- **Exercise**
For each line of the data below that holds "color", copy the line.

======== Raw records

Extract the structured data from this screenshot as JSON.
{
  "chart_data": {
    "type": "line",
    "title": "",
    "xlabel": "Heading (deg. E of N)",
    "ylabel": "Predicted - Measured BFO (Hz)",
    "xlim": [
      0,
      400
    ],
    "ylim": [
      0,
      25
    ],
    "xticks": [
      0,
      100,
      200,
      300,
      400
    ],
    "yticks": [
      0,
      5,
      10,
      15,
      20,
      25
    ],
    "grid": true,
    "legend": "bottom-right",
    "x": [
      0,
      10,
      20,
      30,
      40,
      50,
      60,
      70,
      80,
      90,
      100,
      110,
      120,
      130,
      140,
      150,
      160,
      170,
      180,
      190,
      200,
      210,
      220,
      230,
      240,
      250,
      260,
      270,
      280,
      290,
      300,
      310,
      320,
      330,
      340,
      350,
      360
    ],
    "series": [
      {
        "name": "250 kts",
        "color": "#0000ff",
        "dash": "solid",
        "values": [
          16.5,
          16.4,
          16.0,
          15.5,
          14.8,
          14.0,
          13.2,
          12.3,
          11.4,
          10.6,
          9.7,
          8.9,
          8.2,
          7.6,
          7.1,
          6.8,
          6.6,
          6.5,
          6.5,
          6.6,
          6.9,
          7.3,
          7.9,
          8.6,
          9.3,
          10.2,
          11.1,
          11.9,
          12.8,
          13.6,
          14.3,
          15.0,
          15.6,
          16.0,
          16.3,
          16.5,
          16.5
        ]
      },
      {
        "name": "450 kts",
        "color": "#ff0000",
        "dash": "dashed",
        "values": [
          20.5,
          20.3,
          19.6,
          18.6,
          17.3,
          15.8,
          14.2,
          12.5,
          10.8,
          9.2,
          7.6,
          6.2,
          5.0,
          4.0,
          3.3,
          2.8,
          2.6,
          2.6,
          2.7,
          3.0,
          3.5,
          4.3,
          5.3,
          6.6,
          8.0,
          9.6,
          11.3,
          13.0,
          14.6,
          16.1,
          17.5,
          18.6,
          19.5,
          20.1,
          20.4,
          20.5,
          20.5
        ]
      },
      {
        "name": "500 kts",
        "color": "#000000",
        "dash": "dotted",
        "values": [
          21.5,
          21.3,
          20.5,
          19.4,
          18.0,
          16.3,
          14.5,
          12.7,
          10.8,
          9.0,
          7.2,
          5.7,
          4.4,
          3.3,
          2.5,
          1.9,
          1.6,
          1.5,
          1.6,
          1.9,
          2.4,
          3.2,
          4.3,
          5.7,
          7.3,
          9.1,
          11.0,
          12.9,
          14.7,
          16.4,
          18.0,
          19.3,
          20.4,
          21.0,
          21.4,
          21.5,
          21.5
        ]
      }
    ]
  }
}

================

- **Response**
        "color": "#0000ff",
        "color": "#ff0000",
        "color": "#000000",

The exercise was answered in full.